[Start of MATERIAL PROVIDED]

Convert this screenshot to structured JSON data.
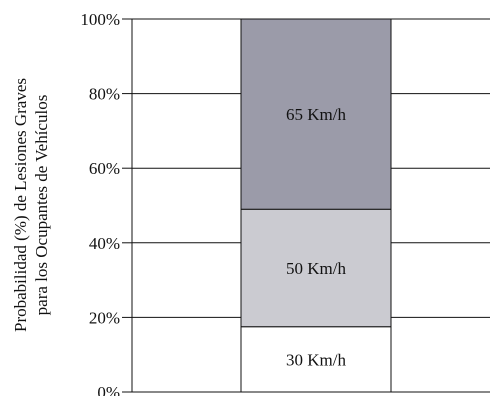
{
  "chart_data": {
    "type": "bar",
    "stacked": true,
    "categories": [
      ""
    ],
    "series": [
      {
        "name": "30 Km/h",
        "values": [
          17.5
        ],
        "color": "#ffffff"
      },
      {
        "name": "50 Km/h",
        "values": [
          31.5
        ],
        "color": "#cbcbd1"
      },
      {
        "name": "65 Km/h",
        "values": [
          51
        ],
        "color": "#9b9ba9"
      }
    ],
    "ylabel_line1": "Probabilidad (%) de Lesiones Graves",
    "ylabel_line2": "para los Ocupantes de Vehículos",
    "xlabel": "",
    "title": "",
    "ylim": [
      0,
      100
    ],
    "yticks": [
      0,
      20,
      40,
      60,
      80,
      100
    ],
    "ytick_labels": [
      "0%",
      "20%",
      "40%",
      "60%",
      "80%",
      "100%"
    ],
    "grid": true,
    "legend": "none; segment labels printed inside bar"
  }
}
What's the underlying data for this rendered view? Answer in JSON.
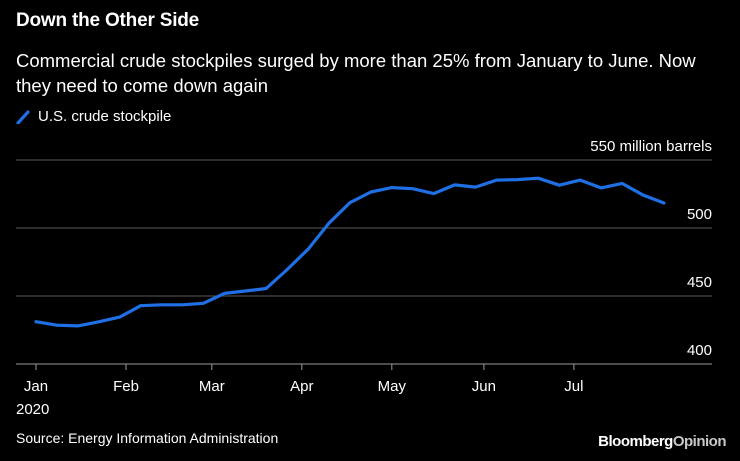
{
  "header": {
    "title": "Down the Other Side",
    "subtitle": "Commercial crude stockpiles surged by more than 25% from January to June. Now they need to come down again"
  },
  "colors": {
    "background": "#000000",
    "line": "#1f6fe5",
    "grid": "#5a5a5a",
    "text": "#ffffff"
  },
  "chart_data": {
    "type": "line",
    "title": "Down the Other Side",
    "xlabel": "",
    "ylabel": "million barrels",
    "ylim": [
      400,
      550
    ],
    "y_ticks": [
      {
        "value": 550,
        "label": "550 million barrels"
      },
      {
        "value": 500,
        "label": "500"
      },
      {
        "value": 450,
        "label": "450"
      },
      {
        "value": 400,
        "label": "400"
      }
    ],
    "x_ticks": [
      {
        "week": 0,
        "label": "Jan"
      },
      {
        "week": 4.3,
        "label": "Feb"
      },
      {
        "week": 8.4,
        "label": "Mar"
      },
      {
        "week": 12.7,
        "label": "Apr"
      },
      {
        "week": 17,
        "label": "May"
      },
      {
        "week": 21.4,
        "label": "Jun"
      },
      {
        "week": 25.7,
        "label": "Jul"
      }
    ],
    "year_label": "2020",
    "legend": {
      "label": "U.S. crude stockpile",
      "position": "top-left"
    },
    "series": [
      {
        "name": "U.S. crude stockpile",
        "x": [
          0,
          1,
          2,
          3,
          4,
          5,
          6,
          7,
          8,
          9,
          10,
          11,
          12,
          13,
          14,
          15,
          16,
          17,
          18,
          19,
          20,
          21,
          22,
          23,
          24,
          25,
          26,
          27,
          28,
          29,
          30
        ],
        "values": [
          431.1,
          428.5,
          428.0,
          431.0,
          434.5,
          442.9,
          443.5,
          443.5,
          444.6,
          451.9,
          453.7,
          455.5,
          469.5,
          484.4,
          503.6,
          518.6,
          526.5,
          529.7,
          528.9,
          525.3,
          531.7,
          530.1,
          535.2,
          535.6,
          536.6,
          531.5,
          535.2,
          529.5,
          532.8,
          524.3,
          518.4
        ]
      }
    ]
  },
  "footer": {
    "source": "Source: Energy Information Administration",
    "brand_part1": "Bloomberg",
    "brand_part2": "Opinion"
  }
}
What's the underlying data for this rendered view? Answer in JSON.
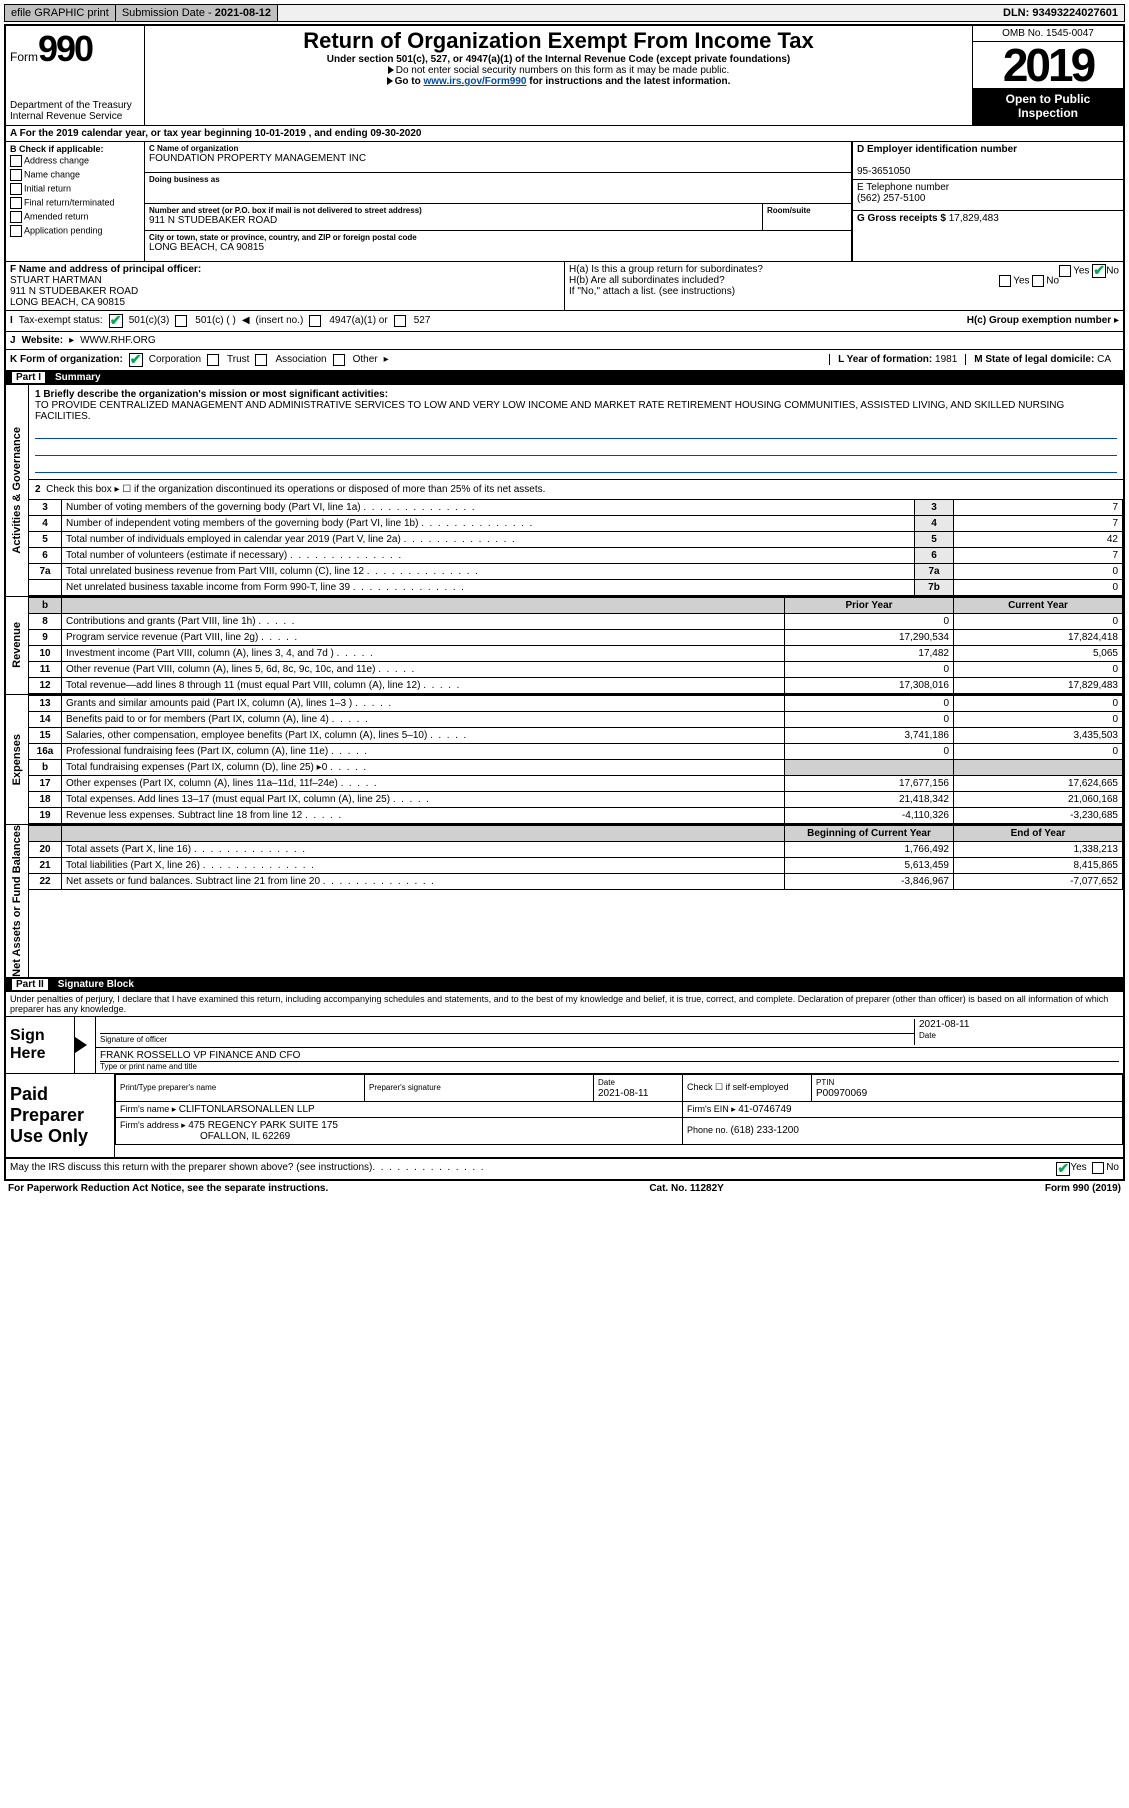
{
  "topbar": {
    "efile": "efile GRAPHIC print",
    "sub_label": "Submission Date - ",
    "sub_date": "2021-08-12",
    "dln": "DLN: 93493224027601"
  },
  "header": {
    "form_word": "Form",
    "form_num": "990",
    "dept1": "Department of the Treasury",
    "dept2": "Internal Revenue Service",
    "title": "Return of Organization Exempt From Income Tax",
    "sub1": "Under section 501(c), 527, or 4947(a)(1) of the Internal Revenue Code (except private foundations)",
    "sub2": "Do not enter social security numbers on this form as it may be made public.",
    "sub3a": "Go to ",
    "sub3_link": "www.irs.gov/Form990",
    "sub3b": " for instructions and the latest information.",
    "omb": "OMB No. 1545-0047",
    "year": "2019",
    "open1": "Open to Public",
    "open2": "Inspection"
  },
  "calyear": {
    "a": "A For the 2019 calendar year, or tax year beginning ",
    "begin": "10-01-2019",
    "mid": " , and ending ",
    "end": "09-30-2020"
  },
  "B": {
    "label": "B Check if applicable:",
    "addr": "Address change",
    "name": "Name change",
    "init": "Initial return",
    "final": "Final return/terminated",
    "amend": "Amended return",
    "app": "Application pending"
  },
  "C": {
    "name_label": "C Name of organization",
    "name": "FOUNDATION PROPERTY MANAGEMENT INC",
    "dba_label": "Doing business as",
    "dba": "",
    "street_label": "Number and street (or P.O. box if mail is not delivered to street address)",
    "room_label": "Room/suite",
    "street": "911 N STUDEBAKER ROAD",
    "city_label": "City or town, state or province, country, and ZIP or foreign postal code",
    "city": "LONG BEACH, CA  90815"
  },
  "D": {
    "label": "D Employer identification number",
    "value": "95-3651050"
  },
  "E": {
    "label": "E Telephone number",
    "value": "(562) 257-5100"
  },
  "G": {
    "label": "G Gross receipts $ ",
    "value": "17,829,483"
  },
  "F": {
    "label": "F  Name and address of principal officer:",
    "name": "STUART HARTMAN",
    "street": "911 N STUDEBAKER ROAD",
    "city": "LONG BEACH, CA  90815"
  },
  "H": {
    "a": "H(a)  Is this a group return for subordinates?",
    "b": "H(b)  Are all subordinates included?",
    "bnote": "If \"No,\" attach a list. (see instructions)",
    "c_label": "H(c)  Group exemption number ",
    "yes": "Yes",
    "no": "No"
  },
  "I": {
    "label": "Tax-exempt status:",
    "o1": "501(c)(3)",
    "o2": "501(c) (  ) ",
    "o2b": "(insert no.)",
    "o3": "4947(a)(1) or",
    "o4": "527"
  },
  "J": {
    "label": "J",
    "website_label": "Website: ",
    "website": "WWW.RHF.ORG"
  },
  "K": {
    "label": "K Form of organization:",
    "corp": "Corporation",
    "trust": "Trust",
    "assoc": "Association",
    "other": "Other"
  },
  "L": {
    "label": "L Year of formation: ",
    "value": "1981"
  },
  "M": {
    "label": "M State of legal domicile: ",
    "value": "CA"
  },
  "parts": {
    "p1": "Part I",
    "p1_title": "Summary",
    "p2": "Part II",
    "p2_title": "Signature Block"
  },
  "vert": {
    "act": "Activities & Governance",
    "rev": "Revenue",
    "exp": "Expenses",
    "net": "Net Assets or\nFund Balances"
  },
  "summary": {
    "l1_label": "1  Briefly describe the organization's mission or most significant activities:",
    "l1_text": "TO PROVIDE CENTRALIZED MANAGEMENT AND ADMINISTRATIVE SERVICES TO LOW AND VERY LOW INCOME AND MARKET RATE RETIREMENT HOUSING COMMUNITIES, ASSISTED LIVING, AND SKILLED NURSING FACILITIES.",
    "l2": "Check this box ▸ ☐  if the organization discontinued its operations or disposed of more than 25% of its net assets.",
    "rows_ag": [
      {
        "n": "3",
        "d": "Number of voting members of the governing body (Part VI, line 1a)",
        "box": "3",
        "v": "7"
      },
      {
        "n": "4",
        "d": "Number of independent voting members of the governing body (Part VI, line 1b)",
        "box": "4",
        "v": "7"
      },
      {
        "n": "5",
        "d": "Total number of individuals employed in calendar year 2019 (Part V, line 2a)",
        "box": "5",
        "v": "42"
      },
      {
        "n": "6",
        "d": "Total number of volunteers (estimate if necessary)",
        "box": "6",
        "v": "7"
      },
      {
        "n": "7a",
        "d": "Total unrelated business revenue from Part VIII, column (C), line 12",
        "box": "7a",
        "v": "0"
      },
      {
        "n": "",
        "d": "Net unrelated business taxable income from Form 990-T, line 39",
        "box": "7b",
        "v": "0"
      }
    ],
    "hdr_prior": "Prior Year",
    "hdr_curr": "Current Year",
    "rows_rev": [
      {
        "n": "8",
        "d": "Contributions and grants (Part VIII, line 1h)",
        "p": "0",
        "c": "0"
      },
      {
        "n": "9",
        "d": "Program service revenue (Part VIII, line 2g)",
        "p": "17,290,534",
        "c": "17,824,418"
      },
      {
        "n": "10",
        "d": "Investment income (Part VIII, column (A), lines 3, 4, and 7d )",
        "p": "17,482",
        "c": "5,065"
      },
      {
        "n": "11",
        "d": "Other revenue (Part VIII, column (A), lines 5, 6d, 8c, 9c, 10c, and 11e)",
        "p": "0",
        "c": "0"
      },
      {
        "n": "12",
        "d": "Total revenue—add lines 8 through 11 (must equal Part VIII, column (A), line 12)",
        "p": "17,308,016",
        "c": "17,829,483"
      }
    ],
    "rows_exp": [
      {
        "n": "13",
        "d": "Grants and similar amounts paid (Part IX, column (A), lines 1–3 )",
        "p": "0",
        "c": "0"
      },
      {
        "n": "14",
        "d": "Benefits paid to or for members (Part IX, column (A), line 4)",
        "p": "0",
        "c": "0"
      },
      {
        "n": "15",
        "d": "Salaries, other compensation, employee benefits (Part IX, column (A), lines 5–10)",
        "p": "3,741,186",
        "c": "3,435,503"
      },
      {
        "n": "16a",
        "d": "Professional fundraising fees (Part IX, column (A), line 11e)",
        "p": "0",
        "c": "0"
      },
      {
        "n": "b",
        "d": "Total fundraising expenses (Part IX, column (D), line 25) ▸0",
        "p": "",
        "c": "",
        "shade": true
      },
      {
        "n": "17",
        "d": "Other expenses (Part IX, column (A), lines 11a–11d, 11f–24e)",
        "p": "17,677,156",
        "c": "17,624,665"
      },
      {
        "n": "18",
        "d": "Total expenses. Add lines 13–17 (must equal Part IX, column (A), line 25)",
        "p": "21,418,342",
        "c": "21,060,168"
      },
      {
        "n": "19",
        "d": "Revenue less expenses. Subtract line 18 from line 12",
        "p": "-4,110,326",
        "c": "-3,230,685"
      }
    ],
    "hdr_boy": "Beginning of Current Year",
    "hdr_eoy": "End of Year",
    "rows_net": [
      {
        "n": "20",
        "d": "Total assets (Part X, line 16)",
        "p": "1,766,492",
        "c": "1,338,213"
      },
      {
        "n": "21",
        "d": "Total liabilities (Part X, line 26)",
        "p": "5,613,459",
        "c": "8,415,865"
      },
      {
        "n": "22",
        "d": "Net assets or fund balances. Subtract line 21 from line 20",
        "p": "-3,846,967",
        "c": "-7,077,652"
      }
    ]
  },
  "sig": {
    "penalty": "Under penalties of perjury, I declare that I have examined this return, including accompanying schedules and statements, and to the best of my knowledge and belief, it is true, correct, and complete. Declaration of preparer (other than officer) is based on all information of which preparer has any knowledge.",
    "sign_here": "Sign Here",
    "sig_officer_label": "Signature of officer",
    "date_label": "Date",
    "date": "2021-08-11",
    "name": "FRANK ROSSELLO  VP FINANCE AND CFO",
    "name_label": "Type or print name and title",
    "paid": "Paid Preparer Use Only",
    "p_name_label": "Print/Type preparer's name",
    "p_sig_label": "Preparer's signature",
    "p_date_label": "Date",
    "p_date": "2021-08-11",
    "p_check": "Check ☐ if self-employed",
    "ptin_label": "PTIN",
    "ptin": "P00970069",
    "firm_name_label": "Firm's name   ▸ ",
    "firm_name": "CLIFTONLARSONALLEN LLP",
    "firm_ein_label": "Firm's EIN ▸ ",
    "firm_ein": "41-0746749",
    "firm_addr_label": "Firm's address ▸ ",
    "firm_addr1": "475 REGENCY PARK SUITE 175",
    "firm_addr2": "OFALLON, IL  62269",
    "phone_label": "Phone no. ",
    "phone": "(618) 233-1200",
    "discuss": "May the IRS discuss this return with the preparer shown above? (see instructions)",
    "yes": "Yes",
    "no": "No"
  },
  "footer": {
    "left": "For Paperwork Reduction Act Notice, see the separate instructions.",
    "mid": "Cat. No. 11282Y",
    "right": "Form 990 (2019)"
  }
}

[End of MATERIAL PROVIDED]

STATED PROBLEM:
Copy out all lines that carry the word "this".

COMPLETED EXERCISE:
Convert this screenshot to structured JSON data.
What's the underlying data for this rendered view? Answer in JSON.
What's the underlying data for this rendered view? Answer in JSON.
    "sub2": "Do not enter social security numbers on this form as it may be made public.",
    "a": "H(a)  Is this a group return for subordinates?",
    "l2": "Check this box ▸ ☐  if the organization discontinued its operations or disposed of more than 25% of its net assets.",
    "penalty": "Under penalties of perjury, I declare that I have examined this return, including accompanying schedules and statements, and to the best of my knowledge and belief, it is true, correct, and complete. Declaration of preparer (other than officer) is based on all information of which preparer has any knowledge.",
    "discuss": "May the IRS discuss this return with the preparer shown above? (see instructions)",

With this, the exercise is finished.